» Set problem: Pick out all lines of the entries that include the word "Pressure" and copy them.

###

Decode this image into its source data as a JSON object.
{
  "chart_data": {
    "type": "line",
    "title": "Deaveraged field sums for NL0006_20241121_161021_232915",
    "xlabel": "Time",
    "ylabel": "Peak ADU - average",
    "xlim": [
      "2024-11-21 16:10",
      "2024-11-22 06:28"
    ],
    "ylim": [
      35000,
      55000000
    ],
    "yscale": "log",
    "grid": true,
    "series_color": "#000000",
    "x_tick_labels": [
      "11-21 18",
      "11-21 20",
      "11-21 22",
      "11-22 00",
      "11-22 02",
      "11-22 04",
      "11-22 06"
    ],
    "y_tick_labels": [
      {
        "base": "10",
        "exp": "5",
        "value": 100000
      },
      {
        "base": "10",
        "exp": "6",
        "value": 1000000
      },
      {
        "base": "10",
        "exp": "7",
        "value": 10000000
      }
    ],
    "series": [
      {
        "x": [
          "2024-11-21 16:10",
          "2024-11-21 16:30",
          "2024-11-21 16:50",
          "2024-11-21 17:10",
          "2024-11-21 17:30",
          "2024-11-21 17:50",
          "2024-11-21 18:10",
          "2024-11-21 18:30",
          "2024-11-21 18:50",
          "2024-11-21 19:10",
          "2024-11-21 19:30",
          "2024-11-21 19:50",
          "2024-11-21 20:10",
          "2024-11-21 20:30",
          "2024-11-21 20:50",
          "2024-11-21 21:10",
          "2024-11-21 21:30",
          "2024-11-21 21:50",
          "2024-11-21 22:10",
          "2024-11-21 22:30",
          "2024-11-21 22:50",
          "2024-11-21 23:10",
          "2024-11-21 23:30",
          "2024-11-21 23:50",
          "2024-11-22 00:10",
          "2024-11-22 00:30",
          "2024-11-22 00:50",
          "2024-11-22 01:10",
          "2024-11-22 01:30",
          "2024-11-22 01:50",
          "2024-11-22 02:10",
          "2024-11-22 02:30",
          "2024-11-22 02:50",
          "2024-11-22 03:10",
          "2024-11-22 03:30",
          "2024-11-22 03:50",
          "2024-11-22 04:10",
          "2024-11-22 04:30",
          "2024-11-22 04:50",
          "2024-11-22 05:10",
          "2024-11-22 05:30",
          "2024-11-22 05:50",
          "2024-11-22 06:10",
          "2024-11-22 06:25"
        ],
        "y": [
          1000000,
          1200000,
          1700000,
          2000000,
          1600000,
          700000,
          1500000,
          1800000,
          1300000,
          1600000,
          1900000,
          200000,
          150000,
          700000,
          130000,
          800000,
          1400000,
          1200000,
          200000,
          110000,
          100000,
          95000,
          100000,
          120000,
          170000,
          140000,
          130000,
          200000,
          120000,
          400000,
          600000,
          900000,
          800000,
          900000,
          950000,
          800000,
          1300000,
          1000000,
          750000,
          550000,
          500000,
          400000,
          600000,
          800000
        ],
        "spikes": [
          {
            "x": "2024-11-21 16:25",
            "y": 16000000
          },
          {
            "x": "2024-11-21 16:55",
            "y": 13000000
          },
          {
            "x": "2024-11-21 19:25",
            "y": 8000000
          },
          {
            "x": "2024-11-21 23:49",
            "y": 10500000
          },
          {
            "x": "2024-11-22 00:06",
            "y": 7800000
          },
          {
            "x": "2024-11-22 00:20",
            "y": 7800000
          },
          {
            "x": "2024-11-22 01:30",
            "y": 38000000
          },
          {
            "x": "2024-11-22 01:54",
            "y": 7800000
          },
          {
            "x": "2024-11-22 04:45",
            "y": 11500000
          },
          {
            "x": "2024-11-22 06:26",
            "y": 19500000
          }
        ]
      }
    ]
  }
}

###

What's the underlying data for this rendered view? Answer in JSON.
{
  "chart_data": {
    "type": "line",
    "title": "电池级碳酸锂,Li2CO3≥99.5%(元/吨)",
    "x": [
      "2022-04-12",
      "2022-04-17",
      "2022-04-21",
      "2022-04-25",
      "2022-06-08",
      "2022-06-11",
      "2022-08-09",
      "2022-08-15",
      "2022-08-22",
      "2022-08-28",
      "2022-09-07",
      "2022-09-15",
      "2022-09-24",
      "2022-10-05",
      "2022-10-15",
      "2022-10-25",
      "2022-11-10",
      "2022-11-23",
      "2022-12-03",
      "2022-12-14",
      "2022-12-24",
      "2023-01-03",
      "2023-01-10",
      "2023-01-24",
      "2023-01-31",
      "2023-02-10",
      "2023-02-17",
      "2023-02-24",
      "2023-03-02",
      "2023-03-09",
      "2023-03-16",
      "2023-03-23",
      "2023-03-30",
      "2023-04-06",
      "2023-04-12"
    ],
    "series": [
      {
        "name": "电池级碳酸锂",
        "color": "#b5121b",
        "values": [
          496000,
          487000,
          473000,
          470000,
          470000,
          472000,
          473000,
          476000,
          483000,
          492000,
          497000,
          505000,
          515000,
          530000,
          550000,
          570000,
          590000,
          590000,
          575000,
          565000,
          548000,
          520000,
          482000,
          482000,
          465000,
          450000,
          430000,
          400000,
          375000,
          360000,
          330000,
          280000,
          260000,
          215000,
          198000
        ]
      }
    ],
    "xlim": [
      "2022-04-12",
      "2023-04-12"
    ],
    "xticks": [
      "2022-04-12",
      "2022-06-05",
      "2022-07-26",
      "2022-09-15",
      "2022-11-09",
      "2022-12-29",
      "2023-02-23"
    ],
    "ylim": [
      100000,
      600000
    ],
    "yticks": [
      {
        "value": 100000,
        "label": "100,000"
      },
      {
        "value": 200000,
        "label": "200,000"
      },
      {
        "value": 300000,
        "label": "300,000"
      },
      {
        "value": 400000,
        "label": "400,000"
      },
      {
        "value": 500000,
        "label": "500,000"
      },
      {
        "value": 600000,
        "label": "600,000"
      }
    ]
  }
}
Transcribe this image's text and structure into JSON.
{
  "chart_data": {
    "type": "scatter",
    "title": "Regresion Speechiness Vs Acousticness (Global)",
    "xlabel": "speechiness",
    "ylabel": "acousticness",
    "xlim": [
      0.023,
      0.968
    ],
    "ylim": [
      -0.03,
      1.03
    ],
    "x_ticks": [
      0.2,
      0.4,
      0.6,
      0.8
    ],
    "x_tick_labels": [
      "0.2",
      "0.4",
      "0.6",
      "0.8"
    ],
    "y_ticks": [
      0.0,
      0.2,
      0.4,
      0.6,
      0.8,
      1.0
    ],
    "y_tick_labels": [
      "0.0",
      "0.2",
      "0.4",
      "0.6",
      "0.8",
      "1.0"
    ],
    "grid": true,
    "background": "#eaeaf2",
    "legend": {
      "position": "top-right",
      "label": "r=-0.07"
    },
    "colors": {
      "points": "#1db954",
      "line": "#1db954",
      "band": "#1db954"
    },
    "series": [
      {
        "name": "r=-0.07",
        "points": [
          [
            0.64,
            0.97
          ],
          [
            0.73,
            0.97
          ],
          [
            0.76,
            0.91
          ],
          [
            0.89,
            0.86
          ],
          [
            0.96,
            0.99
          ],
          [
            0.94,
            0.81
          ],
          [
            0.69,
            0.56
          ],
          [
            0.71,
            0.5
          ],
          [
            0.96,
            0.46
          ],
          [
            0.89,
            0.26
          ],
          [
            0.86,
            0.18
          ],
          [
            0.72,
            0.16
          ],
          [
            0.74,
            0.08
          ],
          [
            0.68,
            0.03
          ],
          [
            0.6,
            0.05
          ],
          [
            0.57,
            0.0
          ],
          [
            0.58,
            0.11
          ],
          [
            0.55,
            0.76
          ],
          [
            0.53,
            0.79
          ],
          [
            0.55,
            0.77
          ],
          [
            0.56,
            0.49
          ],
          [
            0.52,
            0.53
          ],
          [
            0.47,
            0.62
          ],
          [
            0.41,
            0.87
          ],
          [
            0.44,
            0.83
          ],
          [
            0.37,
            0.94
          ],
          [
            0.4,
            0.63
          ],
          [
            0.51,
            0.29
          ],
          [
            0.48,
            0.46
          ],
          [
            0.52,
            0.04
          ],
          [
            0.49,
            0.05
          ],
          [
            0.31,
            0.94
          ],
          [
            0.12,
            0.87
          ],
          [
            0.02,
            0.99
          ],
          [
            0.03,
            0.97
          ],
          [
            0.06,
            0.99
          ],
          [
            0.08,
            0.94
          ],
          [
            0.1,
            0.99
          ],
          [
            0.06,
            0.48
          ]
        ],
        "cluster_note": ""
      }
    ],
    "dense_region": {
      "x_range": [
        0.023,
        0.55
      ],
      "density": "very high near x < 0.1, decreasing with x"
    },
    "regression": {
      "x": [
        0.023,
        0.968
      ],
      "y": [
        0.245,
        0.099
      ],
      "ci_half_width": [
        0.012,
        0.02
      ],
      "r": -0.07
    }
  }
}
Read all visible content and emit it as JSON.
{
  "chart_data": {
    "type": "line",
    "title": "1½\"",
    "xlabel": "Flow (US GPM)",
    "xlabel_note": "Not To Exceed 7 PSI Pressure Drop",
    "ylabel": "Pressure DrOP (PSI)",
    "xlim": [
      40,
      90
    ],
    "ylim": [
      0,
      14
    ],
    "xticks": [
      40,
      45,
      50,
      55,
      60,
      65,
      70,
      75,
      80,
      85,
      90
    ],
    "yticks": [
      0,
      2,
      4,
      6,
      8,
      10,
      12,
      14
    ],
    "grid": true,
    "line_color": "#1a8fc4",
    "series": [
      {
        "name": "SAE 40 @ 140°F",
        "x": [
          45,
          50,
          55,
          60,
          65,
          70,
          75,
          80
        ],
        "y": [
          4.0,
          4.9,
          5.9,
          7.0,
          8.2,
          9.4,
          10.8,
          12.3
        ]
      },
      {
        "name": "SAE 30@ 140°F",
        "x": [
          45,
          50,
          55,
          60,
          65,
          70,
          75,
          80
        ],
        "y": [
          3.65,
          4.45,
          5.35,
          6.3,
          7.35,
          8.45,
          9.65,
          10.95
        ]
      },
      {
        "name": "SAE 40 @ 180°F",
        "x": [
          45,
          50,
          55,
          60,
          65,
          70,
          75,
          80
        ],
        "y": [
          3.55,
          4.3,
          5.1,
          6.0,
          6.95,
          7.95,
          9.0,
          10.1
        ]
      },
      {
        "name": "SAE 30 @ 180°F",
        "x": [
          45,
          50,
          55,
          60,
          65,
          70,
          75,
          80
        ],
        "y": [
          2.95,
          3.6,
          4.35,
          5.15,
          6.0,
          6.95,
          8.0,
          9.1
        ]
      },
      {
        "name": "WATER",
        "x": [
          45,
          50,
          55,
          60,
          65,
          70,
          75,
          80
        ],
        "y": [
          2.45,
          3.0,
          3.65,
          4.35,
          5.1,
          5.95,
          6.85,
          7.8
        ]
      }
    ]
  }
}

###

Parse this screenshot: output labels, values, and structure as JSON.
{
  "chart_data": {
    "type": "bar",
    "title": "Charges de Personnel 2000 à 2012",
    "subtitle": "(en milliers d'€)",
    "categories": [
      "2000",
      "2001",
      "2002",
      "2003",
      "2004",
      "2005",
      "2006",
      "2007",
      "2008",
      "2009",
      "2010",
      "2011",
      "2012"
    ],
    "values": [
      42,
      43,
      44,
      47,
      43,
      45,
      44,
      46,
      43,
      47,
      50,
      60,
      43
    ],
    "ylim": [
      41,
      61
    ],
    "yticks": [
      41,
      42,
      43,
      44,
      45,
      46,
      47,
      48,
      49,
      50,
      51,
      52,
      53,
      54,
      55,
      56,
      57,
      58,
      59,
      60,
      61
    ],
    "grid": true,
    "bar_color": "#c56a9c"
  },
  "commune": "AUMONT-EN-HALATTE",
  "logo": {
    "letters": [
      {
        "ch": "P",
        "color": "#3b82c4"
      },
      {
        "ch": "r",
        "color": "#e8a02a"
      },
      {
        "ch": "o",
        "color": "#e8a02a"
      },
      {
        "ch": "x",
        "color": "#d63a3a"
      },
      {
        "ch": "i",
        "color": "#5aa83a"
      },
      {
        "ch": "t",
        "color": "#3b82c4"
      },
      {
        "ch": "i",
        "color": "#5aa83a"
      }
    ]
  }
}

###

» Task result:
    "xlabel_note": "Not To Exceed 7 PSI Pressure Drop",
    "ylabel": "Pressure DrOP (PSI)",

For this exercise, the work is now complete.